— begin —

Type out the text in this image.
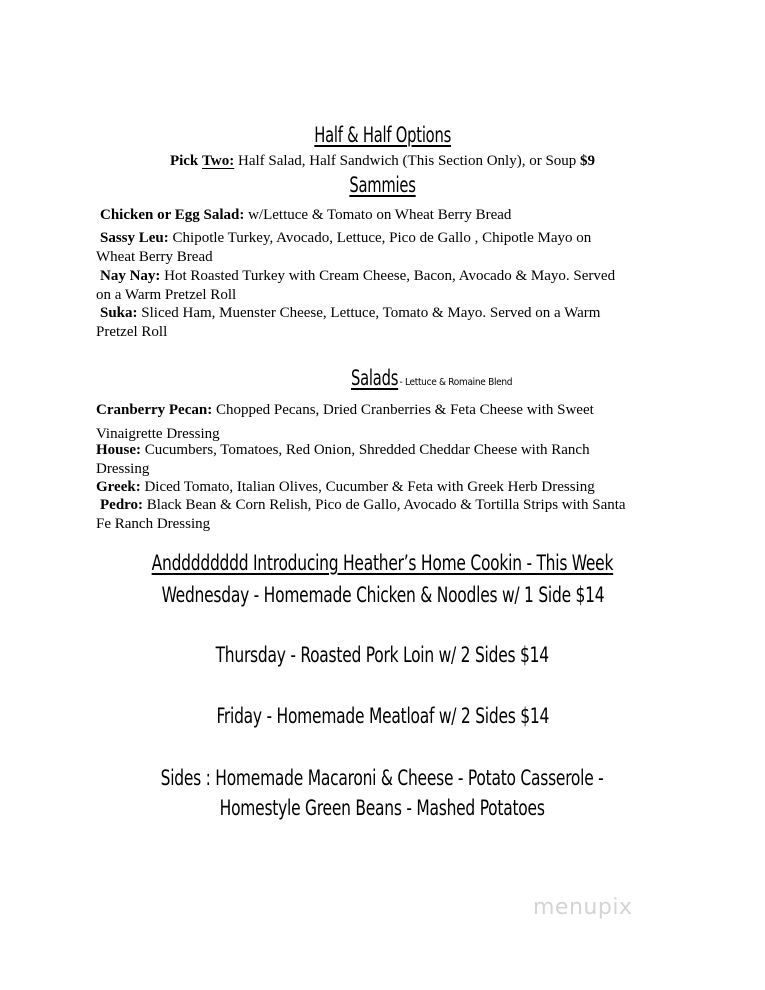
Half & Half Options
Pick Two: Half Salad, Half Sandwich (This Section Only), or Soup $9
Sammies
Chicken or Egg Salad: w/Lettuce & Tomato on Wheat Berry Bread
Sassy Leu: Chipotle Turkey, Avocado, Lettuce, Pico de Gallo , Chipotle Mayo on
Wheat Berry Bread
Nay Nay: Hot Roasted Turkey with Cream Cheese, Bacon, Avocado & Mayo. Served
on a Warm Pretzel Roll
Suka: Sliced Ham, Muenster Cheese, Lettuce, Tomato & Mayo. Served on a Warm
Pretzel Roll
Salads- Lettuce & Romaine Blend
Cranberry Pecan: Chopped Pecans, Dried Cranberries & Feta Cheese with Sweet
Vinaigrette Dressing
House: Cucumbers, Tomatoes, Red Onion, Shredded Cheddar Cheese with Ranch
Dressing
Greek: Diced Tomato, Italian Olives, Cucumber & Feta with Greek Herb Dressing
Pedro: Black Bean & Corn Relish, Pico de Gallo, Avocado & Tortilla Strips with Santa
Fe Ranch Dressing
Andddddddd Introducing Heather’s Home Cookin - This Week
Wednesday - Homemade Chicken & Noodles w/ 1 Side $14
Thursday - Roasted Pork Loin w/ 2 Sides $14
Friday - Homemade Meatloaf w/ 2 Sides $14
Sides : Homemade Macaroni & Cheese - Potato Casserole -
Homestyle Green Beans - Mashed Potatoes
menupix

— end —

Without including any pictures, output all the entries above exactly.

Type out the text in this image.
Half & Half Options
Pick Two: Half Salad, Half Sandwich (This Section Only), or Soup $9
Sammies
Chicken or Egg Salad: w/Lettuce & Tomato on Wheat Berry Bread
Sassy Leu: Chipotle Turkey, Avocado, Lettuce, Pico de Gallo , Chipotle Mayo on
Wheat Berry Bread
Nay Nay: Hot Roasted Turkey with Cream Cheese, Bacon, Avocado & Mayo. Served
on a Warm Pretzel Roll
Suka: Sliced Ham, Muenster Cheese, Lettuce, Tomato & Mayo. Served on a Warm
Pretzel Roll
Salads- Lettuce & Romaine Blend
Cranberry Pecan: Chopped Pecans, Dried Cranberries & Feta Cheese with Sweet
Vinaigrette Dressing
House: Cucumbers, Tomatoes, Red Onion, Shredded Cheddar Cheese with Ranch
Dressing
Greek: Diced Tomato, Italian Olives, Cucumber & Feta with Greek Herb Dressing
Pedro: Black Bean & Corn Relish, Pico de Gallo, Avocado & Tortilla Strips with Santa
Fe Ranch Dressing
Andddddddd Introducing Heather’s Home Cookin - This Week
Wednesday - Homemade Chicken & Noodles w/ 1 Side $14
Thursday - Roasted Pork Loin w/ 2 Sides $14
Friday - Homemade Meatloaf w/ 2 Sides $14
Sides : Homemade Macaroni & Cheese - Potato Casserole -
Homestyle Green Beans - Mashed Potatoes
menupix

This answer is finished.